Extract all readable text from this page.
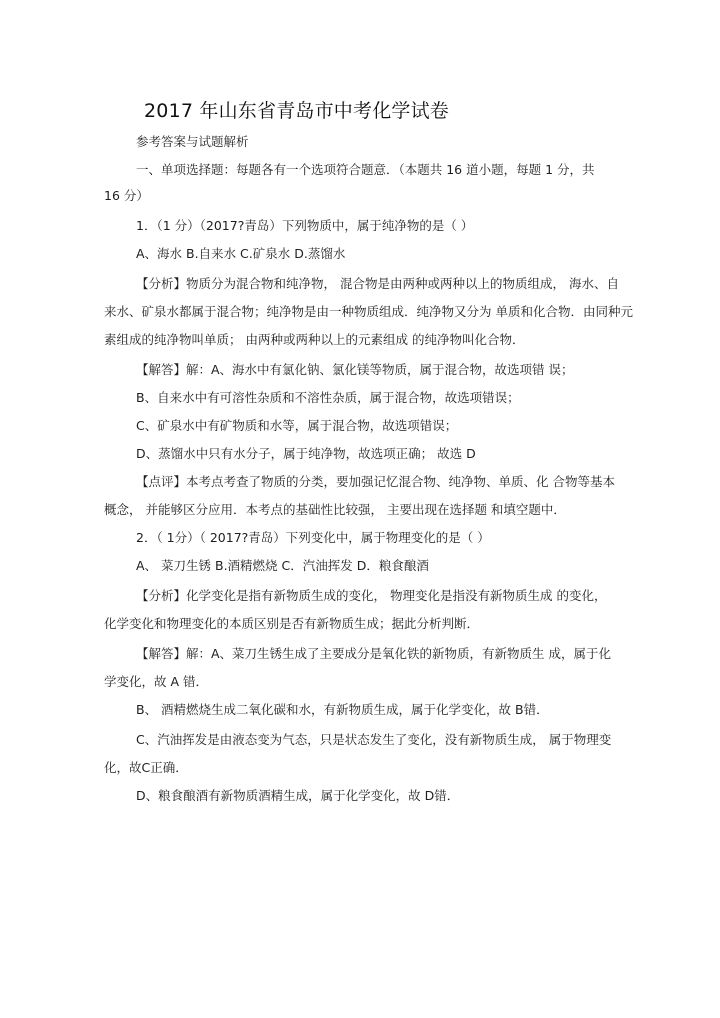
2017 年山东省青岛市中考化学试卷
参考答案与试题解析
一、单项选择题：每题各有一个选项符合题意．（本题共 16 道小题，每题 1 分，共
16 分）
1．（1 分）（2017?青岛）下列物质中，属于纯净物的是（ ）
A、海水 B.自来水 C.矿泉水 D.蒸馏水
【分析】物质分为混合物和纯净物， 混合物是由两种或两种以上的物质组成， 海水、自
来水、矿泉水都属于混合物；纯净物是由一种物质组成．纯净物又分为 单质和化合物．由同种元
素组成的纯净物叫单质； 由两种或两种以上的元素组成 的纯净物叫化合物．
【解答】解：A、海水中有氯化钠、氯化镁等物质，属于混合物，故选项错 误；
B、自来水中有可溶性杂质和不溶性杂质，属于混合物，故选项错误；
C、矿泉水中有矿物质和水等，属于混合物，故选项错误；
D、蒸馏水中只有水分子，属于纯净物，故选项正确； 故选 D
【点评】本考点考查了物质的分类，要加强记忆混合物、纯净物、单质、化 合物等基本
概念， 并能够区分应用．本考点的基础性比较强， 主要出现在选择题 和填空题中．
2．（ 1分）（ 2017?青岛）下列变化中，属于物理变化的是（ ）
A、 菜刀生锈 B.酒精燃烧 C．汽油挥发 D．粮食酿酒
【分析】化学变化是指有新物质生成的变化， 物理变化是指没有新物质生成 的变化，
化学变化和物理变化的本质区别是否有新物质生成；据此分析判断．
【解答】解：A、菜刀生锈生成了主要成分是氧化铁的新物质，有新物质生 成，属于化
学变化，故 A 错．
B、 酒精燃烧生成二氧化碳和水，有新物质生成，属于化学变化，故 B错．
C、汽油挥发是由液态变为气态，只是状态发生了变化，没有新物质生成， 属于物理变
化，故C正确．
D、粮食酿酒有新物质酒精生成，属于化学变化，故 D错．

[WHAT IS EXPECTED]: Write every entry out again exactly, dropping the pictures.

[FINAL RESULT]:
Extract all readable text from this page.
2017 年山东省青岛市中考化学试卷
参考答案与试题解析
一、单项选择题：每题各有一个选项符合题意．（本题共 16 道小题，每题 1 分，共
16 分）
1．（1 分）（2017?青岛）下列物质中，属于纯净物的是（ ）
A、海水 B.自来水 C.矿泉水 D.蒸馏水
【分析】物质分为混合物和纯净物， 混合物是由两种或两种以上的物质组成， 海水、自
来水、矿泉水都属于混合物；纯净物是由一种物质组成．纯净物又分为 单质和化合物．由同种元
素组成的纯净物叫单质； 由两种或两种以上的元素组成 的纯净物叫化合物．
【解答】解：A、海水中有氯化钠、氯化镁等物质，属于混合物，故选项错 误；
B、自来水中有可溶性杂质和不溶性杂质，属于混合物，故选项错误；
C、矿泉水中有矿物质和水等，属于混合物，故选项错误；
D、蒸馏水中只有水分子，属于纯净物，故选项正确； 故选 D
【点评】本考点考查了物质的分类，要加强记忆混合物、纯净物、单质、化 合物等基本
概念， 并能够区分应用．本考点的基础性比较强， 主要出现在选择题 和填空题中．
2．（ 1分）（ 2017?青岛）下列变化中，属于物理变化的是（ ）
A、 菜刀生锈 B.酒精燃烧 C．汽油挥发 D．粮食酿酒
【分析】化学变化是指有新物质生成的变化， 物理变化是指没有新物质生成 的变化，
化学变化和物理变化的本质区别是否有新物质生成；据此分析判断．
【解答】解：A、菜刀生锈生成了主要成分是氧化铁的新物质，有新物质生 成，属于化
学变化，故 A 错．
B、 酒精燃烧生成二氧化碳和水，有新物质生成，属于化学变化，故 B错．
C、汽油挥发是由液态变为气态，只是状态发生了变化，没有新物质生成， 属于物理变
化，故C正确．
D、粮食酿酒有新物质酒精生成，属于化学变化，故 D错．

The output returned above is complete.